**Provided material**
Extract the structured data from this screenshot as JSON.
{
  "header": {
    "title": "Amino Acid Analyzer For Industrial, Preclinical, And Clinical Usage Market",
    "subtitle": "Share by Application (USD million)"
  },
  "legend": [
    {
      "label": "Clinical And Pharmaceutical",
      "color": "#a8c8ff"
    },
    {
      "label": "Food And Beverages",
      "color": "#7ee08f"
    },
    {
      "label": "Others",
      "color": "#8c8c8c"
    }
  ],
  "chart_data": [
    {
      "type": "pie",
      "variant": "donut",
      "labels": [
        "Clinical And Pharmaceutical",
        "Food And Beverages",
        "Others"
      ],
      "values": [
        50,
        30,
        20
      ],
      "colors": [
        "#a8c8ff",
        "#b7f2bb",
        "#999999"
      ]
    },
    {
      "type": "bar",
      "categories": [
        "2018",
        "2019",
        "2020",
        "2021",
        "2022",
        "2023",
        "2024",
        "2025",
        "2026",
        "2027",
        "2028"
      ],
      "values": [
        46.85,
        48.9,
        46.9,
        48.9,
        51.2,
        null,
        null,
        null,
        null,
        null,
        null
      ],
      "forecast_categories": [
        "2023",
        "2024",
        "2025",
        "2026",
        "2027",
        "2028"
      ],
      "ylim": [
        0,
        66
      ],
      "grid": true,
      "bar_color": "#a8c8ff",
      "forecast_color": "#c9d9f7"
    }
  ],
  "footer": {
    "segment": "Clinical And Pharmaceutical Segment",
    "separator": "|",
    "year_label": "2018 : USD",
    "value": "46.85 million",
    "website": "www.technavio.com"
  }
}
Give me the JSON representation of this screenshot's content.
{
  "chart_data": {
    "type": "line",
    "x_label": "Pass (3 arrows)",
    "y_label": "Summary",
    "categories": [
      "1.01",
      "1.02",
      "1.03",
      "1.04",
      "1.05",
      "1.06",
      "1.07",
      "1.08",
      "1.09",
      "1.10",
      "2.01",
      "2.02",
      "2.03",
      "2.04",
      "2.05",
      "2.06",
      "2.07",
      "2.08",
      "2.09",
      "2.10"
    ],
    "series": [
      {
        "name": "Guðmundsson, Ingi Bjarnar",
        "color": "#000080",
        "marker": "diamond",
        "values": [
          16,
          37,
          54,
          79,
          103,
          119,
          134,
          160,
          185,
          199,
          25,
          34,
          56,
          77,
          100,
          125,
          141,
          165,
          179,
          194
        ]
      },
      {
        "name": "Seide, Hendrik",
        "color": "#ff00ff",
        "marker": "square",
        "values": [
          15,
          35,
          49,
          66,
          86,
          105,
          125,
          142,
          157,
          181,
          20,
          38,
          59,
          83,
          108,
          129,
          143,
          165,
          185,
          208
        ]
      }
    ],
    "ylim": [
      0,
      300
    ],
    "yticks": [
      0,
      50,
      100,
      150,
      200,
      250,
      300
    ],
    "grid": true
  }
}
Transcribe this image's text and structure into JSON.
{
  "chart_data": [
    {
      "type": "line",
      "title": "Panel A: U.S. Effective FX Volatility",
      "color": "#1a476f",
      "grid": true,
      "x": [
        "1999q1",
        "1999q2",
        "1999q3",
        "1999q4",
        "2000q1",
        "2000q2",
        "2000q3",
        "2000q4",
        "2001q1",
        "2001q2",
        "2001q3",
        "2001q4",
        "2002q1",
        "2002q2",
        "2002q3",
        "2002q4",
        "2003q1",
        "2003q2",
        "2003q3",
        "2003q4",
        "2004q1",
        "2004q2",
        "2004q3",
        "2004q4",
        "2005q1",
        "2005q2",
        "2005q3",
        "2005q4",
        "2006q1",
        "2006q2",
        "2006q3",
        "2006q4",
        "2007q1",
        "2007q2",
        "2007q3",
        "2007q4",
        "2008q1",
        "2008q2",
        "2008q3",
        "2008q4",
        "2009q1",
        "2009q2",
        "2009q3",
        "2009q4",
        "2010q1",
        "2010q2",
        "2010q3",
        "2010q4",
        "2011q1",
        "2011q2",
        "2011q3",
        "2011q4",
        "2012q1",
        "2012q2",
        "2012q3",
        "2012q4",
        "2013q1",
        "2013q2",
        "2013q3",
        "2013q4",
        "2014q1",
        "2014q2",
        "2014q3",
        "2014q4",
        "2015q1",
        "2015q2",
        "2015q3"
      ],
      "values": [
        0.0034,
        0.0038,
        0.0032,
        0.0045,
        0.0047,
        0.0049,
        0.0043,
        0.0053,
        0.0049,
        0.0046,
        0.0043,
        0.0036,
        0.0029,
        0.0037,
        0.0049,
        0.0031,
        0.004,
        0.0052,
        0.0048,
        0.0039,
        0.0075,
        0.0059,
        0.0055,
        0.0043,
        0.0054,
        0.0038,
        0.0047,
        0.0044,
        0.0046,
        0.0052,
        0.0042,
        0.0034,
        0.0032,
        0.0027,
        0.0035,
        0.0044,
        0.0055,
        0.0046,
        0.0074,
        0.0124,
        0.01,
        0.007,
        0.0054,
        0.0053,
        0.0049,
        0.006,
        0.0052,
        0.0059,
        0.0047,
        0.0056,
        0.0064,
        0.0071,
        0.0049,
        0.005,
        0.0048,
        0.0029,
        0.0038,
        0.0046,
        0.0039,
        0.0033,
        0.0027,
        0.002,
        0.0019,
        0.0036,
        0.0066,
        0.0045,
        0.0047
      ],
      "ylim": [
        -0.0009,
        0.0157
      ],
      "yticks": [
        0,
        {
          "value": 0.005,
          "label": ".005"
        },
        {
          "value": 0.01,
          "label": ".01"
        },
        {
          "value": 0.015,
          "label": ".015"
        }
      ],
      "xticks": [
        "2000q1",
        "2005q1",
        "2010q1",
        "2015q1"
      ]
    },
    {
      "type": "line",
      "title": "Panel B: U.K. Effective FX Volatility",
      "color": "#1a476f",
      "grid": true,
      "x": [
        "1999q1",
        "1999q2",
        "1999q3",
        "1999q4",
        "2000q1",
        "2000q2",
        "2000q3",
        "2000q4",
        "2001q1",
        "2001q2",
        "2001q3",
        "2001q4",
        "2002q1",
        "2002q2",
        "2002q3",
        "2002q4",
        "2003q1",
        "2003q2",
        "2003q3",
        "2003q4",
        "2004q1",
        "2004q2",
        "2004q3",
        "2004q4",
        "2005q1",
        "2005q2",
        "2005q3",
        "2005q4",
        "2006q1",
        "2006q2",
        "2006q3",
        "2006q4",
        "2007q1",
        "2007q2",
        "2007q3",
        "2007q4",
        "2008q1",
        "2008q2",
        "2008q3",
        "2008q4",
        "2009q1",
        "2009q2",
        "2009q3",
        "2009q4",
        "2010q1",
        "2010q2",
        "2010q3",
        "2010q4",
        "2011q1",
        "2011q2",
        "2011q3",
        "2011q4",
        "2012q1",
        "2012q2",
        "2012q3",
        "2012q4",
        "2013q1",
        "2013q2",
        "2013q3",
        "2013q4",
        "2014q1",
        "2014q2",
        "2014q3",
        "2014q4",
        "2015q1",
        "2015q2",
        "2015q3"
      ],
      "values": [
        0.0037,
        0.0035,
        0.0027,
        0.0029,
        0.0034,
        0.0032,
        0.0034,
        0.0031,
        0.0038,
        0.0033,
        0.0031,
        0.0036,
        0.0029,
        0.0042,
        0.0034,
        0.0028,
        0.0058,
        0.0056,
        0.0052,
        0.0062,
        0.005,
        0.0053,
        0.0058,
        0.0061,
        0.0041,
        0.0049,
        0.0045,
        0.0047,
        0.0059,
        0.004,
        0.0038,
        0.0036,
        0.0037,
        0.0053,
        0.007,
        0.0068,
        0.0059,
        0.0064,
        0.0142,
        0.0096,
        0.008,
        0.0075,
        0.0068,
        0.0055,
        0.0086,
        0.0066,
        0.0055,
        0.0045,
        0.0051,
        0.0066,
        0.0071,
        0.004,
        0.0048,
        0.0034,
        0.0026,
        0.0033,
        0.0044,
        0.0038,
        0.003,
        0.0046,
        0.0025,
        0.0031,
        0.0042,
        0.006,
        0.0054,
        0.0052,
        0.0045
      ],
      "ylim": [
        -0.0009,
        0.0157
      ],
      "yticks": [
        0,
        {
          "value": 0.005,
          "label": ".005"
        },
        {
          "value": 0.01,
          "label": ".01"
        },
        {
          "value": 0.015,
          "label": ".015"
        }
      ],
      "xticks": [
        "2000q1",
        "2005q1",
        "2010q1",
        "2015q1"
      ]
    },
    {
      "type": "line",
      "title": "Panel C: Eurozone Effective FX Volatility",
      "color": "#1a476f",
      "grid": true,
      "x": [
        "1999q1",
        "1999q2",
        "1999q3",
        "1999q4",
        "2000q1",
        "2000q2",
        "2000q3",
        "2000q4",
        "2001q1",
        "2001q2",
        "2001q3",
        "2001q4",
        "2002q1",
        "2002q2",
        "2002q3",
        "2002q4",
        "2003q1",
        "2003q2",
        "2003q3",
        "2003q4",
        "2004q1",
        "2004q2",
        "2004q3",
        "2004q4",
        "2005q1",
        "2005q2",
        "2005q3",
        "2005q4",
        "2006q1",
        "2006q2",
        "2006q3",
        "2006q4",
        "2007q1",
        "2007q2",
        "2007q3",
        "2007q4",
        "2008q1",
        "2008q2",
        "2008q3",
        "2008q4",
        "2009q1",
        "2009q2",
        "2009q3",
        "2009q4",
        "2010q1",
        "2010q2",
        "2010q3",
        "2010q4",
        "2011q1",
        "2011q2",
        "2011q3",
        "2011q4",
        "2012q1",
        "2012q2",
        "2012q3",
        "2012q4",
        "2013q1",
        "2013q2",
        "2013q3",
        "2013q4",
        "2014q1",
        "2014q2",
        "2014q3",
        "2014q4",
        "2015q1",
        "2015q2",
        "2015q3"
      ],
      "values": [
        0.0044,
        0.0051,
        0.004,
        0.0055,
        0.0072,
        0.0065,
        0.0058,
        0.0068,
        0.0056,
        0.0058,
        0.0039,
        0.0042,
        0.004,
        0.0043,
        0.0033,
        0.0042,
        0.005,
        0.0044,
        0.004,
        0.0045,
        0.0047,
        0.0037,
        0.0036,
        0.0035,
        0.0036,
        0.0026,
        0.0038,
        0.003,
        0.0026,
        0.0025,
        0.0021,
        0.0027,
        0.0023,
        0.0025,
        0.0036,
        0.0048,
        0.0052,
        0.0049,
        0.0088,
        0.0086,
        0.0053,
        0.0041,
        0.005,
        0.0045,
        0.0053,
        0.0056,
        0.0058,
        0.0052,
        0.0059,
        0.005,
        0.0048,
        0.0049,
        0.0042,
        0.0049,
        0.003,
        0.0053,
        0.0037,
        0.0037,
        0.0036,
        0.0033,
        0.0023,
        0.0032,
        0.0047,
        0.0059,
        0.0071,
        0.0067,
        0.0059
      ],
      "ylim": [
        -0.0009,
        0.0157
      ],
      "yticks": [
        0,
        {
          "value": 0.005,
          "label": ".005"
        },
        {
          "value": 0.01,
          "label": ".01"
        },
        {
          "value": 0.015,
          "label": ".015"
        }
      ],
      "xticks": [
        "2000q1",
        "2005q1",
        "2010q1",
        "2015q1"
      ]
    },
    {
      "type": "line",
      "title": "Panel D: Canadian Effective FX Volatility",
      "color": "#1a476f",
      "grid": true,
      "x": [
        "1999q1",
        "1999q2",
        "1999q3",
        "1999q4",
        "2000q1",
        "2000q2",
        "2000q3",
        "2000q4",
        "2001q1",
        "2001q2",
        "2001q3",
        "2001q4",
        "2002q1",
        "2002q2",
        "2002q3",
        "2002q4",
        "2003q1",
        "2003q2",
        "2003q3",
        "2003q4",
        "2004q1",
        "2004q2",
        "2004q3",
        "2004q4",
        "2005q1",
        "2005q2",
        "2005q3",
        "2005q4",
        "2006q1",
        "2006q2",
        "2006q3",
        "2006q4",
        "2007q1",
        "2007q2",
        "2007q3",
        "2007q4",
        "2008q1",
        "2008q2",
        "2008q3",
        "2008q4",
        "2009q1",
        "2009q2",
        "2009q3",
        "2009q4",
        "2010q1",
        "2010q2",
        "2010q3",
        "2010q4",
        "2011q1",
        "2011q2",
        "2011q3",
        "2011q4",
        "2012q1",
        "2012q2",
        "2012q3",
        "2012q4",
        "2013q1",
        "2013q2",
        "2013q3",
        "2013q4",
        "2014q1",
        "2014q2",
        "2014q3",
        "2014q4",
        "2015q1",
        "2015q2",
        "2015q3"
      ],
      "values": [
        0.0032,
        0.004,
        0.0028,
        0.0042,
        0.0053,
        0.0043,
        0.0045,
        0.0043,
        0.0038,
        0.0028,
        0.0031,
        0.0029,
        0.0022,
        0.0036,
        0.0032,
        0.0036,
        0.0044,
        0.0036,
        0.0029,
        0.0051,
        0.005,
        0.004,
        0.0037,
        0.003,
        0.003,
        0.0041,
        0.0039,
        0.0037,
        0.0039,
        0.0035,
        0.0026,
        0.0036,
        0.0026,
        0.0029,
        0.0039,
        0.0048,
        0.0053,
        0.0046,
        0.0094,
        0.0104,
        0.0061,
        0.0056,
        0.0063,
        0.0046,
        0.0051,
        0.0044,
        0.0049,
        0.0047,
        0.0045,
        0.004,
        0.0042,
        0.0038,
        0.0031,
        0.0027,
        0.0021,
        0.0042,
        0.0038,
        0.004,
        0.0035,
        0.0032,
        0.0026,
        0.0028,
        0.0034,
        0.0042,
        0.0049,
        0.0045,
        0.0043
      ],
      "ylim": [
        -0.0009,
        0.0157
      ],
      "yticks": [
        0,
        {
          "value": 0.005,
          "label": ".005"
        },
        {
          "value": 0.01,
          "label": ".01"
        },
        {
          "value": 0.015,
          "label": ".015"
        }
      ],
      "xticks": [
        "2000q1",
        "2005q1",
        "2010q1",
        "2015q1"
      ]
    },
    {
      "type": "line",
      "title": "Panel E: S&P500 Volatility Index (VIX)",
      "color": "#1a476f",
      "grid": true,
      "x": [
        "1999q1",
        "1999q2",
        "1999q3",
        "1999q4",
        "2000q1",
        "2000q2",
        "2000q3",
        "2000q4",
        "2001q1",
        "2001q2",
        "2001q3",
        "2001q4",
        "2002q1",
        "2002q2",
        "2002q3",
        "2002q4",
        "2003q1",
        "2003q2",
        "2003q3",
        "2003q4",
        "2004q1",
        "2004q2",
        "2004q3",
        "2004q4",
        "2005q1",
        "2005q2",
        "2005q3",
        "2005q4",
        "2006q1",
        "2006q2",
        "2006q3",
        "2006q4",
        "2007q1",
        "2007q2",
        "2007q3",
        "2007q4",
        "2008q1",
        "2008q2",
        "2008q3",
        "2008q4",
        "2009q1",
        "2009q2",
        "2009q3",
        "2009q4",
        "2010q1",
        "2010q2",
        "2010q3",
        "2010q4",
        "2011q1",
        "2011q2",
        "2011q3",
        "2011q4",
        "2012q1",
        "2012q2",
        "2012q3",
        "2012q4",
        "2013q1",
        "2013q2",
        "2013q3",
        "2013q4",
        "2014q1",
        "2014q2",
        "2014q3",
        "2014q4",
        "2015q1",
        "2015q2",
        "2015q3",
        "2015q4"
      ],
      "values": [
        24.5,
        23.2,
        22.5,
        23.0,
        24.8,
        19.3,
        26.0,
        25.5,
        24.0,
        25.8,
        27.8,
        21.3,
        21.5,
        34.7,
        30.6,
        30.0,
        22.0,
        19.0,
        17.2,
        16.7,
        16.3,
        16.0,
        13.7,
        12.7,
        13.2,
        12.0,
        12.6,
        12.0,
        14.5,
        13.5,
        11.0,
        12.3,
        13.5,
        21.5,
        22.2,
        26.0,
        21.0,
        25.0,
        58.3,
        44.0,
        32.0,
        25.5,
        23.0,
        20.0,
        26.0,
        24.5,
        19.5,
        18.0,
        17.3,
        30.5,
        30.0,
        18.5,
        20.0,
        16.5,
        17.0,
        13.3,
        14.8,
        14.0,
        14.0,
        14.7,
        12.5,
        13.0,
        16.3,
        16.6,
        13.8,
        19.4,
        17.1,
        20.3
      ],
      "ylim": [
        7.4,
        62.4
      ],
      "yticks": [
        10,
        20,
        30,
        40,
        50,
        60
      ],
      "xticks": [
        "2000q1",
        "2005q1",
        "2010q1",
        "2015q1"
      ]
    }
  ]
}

**Written exercise**
Read the data above and pull out each line that holds the string "Pharmaceutical".

**Answer for the task**
      "label": "Clinical And Pharmaceutical",
        "Clinical And Pharmaceutical",
    "segment": "Clinical And Pharmaceutical Segment",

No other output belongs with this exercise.